[Start]

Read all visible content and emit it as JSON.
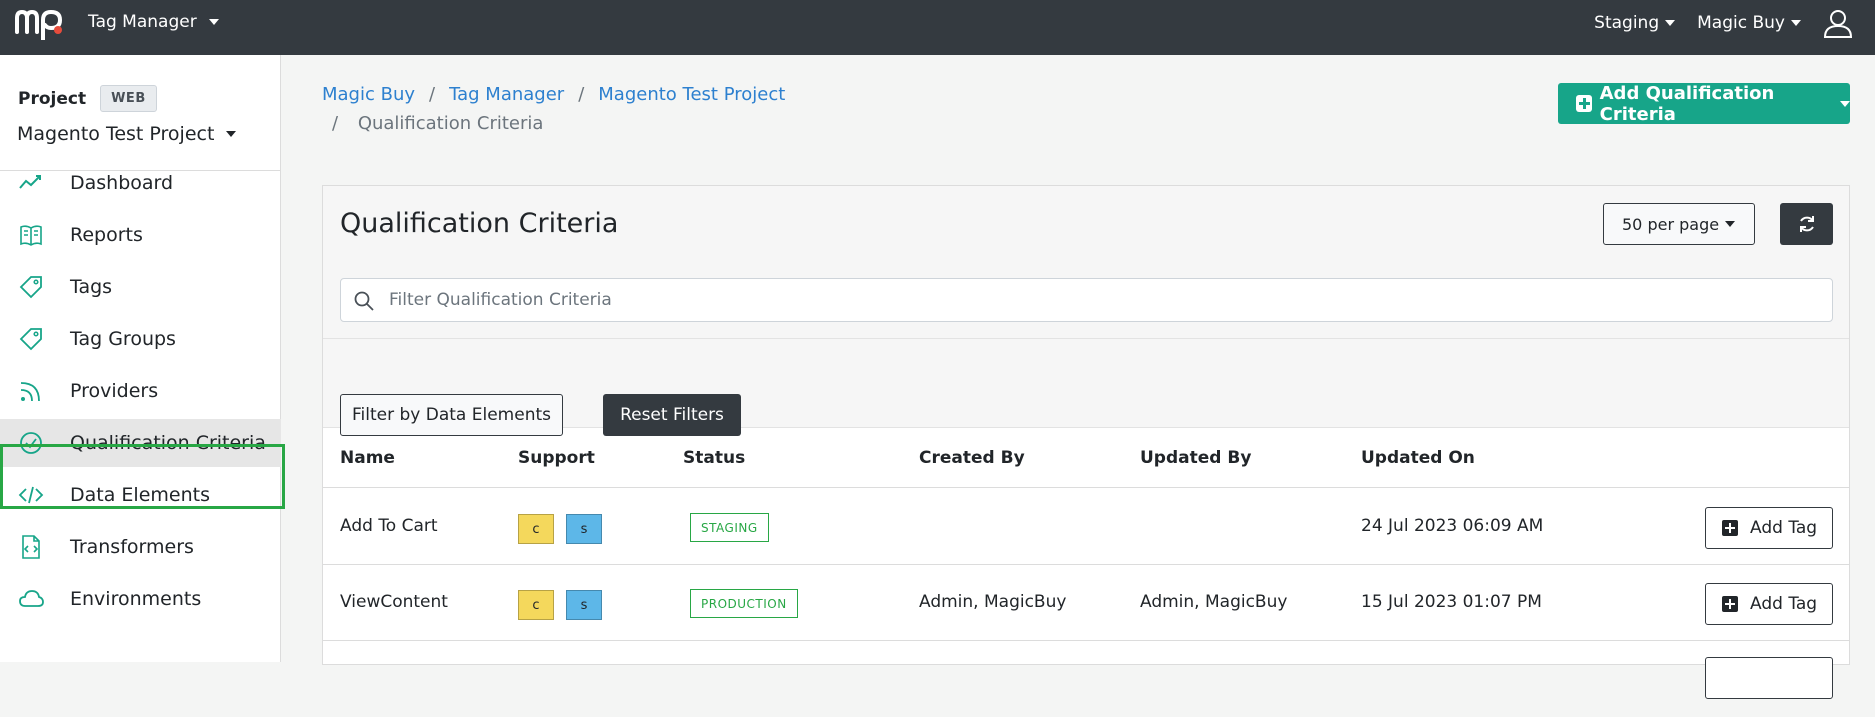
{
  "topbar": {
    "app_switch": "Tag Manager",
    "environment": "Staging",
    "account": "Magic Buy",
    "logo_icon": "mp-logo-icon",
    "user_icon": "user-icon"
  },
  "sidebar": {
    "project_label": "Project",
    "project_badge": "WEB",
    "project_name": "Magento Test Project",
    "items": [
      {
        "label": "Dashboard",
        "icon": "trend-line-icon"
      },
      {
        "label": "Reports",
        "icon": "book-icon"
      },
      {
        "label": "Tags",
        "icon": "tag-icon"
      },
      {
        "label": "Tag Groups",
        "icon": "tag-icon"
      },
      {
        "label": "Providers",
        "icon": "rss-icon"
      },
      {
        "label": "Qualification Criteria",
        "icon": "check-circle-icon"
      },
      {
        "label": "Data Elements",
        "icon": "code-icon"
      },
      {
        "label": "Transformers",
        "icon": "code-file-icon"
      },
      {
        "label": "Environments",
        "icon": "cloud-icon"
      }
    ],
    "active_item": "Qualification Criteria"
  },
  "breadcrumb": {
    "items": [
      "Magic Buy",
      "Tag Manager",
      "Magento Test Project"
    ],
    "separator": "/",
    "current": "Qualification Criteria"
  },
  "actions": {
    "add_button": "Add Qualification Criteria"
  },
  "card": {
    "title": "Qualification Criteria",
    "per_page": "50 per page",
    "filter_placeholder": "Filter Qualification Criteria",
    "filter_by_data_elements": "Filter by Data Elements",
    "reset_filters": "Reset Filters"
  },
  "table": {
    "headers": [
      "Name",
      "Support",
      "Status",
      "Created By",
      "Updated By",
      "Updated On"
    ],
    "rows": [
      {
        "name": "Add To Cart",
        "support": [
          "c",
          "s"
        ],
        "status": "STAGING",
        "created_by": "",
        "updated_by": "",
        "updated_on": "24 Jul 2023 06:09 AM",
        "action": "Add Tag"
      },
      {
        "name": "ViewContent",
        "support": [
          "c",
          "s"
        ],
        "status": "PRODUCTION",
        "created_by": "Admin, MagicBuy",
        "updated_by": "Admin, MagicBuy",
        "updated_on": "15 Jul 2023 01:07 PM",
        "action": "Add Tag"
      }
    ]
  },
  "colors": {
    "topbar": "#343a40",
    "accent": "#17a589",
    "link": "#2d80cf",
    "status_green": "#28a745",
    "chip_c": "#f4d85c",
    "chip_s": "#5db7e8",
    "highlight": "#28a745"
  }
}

[End]
[Start]

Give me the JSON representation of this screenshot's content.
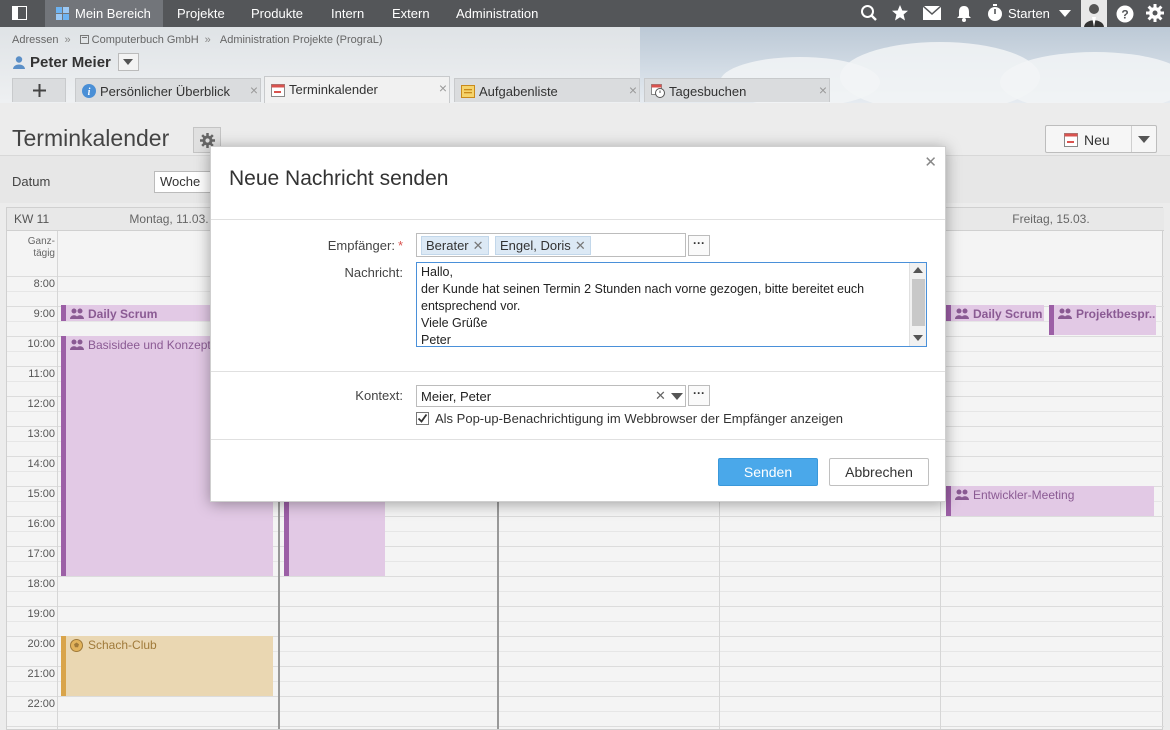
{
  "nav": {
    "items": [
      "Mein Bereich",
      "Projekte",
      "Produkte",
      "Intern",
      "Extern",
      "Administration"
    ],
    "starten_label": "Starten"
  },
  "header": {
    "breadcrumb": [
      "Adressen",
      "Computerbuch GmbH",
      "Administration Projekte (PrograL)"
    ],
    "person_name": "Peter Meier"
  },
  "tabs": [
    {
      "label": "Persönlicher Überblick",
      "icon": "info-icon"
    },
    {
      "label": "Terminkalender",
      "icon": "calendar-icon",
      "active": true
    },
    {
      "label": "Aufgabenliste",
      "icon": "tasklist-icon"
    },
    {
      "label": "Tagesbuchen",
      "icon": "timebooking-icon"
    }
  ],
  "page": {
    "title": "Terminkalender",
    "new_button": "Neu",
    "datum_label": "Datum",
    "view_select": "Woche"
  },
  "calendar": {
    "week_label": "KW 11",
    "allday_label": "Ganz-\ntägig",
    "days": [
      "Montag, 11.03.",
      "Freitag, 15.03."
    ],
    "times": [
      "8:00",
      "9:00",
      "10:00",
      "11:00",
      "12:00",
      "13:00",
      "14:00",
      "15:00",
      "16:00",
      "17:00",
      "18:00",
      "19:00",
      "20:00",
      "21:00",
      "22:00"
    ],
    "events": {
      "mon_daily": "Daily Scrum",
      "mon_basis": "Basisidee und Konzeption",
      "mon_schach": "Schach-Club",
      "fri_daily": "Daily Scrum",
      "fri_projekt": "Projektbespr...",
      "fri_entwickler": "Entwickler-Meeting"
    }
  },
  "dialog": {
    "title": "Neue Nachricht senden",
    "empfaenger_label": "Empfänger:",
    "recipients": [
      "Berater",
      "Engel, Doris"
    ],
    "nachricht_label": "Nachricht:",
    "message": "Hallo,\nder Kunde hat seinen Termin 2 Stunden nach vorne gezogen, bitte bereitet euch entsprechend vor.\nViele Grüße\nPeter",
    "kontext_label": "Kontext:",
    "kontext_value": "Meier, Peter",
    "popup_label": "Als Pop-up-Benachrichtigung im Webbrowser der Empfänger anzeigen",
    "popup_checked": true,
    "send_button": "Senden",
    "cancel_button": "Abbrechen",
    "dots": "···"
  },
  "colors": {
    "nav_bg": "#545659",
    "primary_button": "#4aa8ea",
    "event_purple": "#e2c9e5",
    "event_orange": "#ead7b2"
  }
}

[End]

**What the task asks:** Collect each line above holding the string "Elements".

**Task result:**
        "label": "Data Elements",
    "filter_by_data_elements": "Filter by Data Elements",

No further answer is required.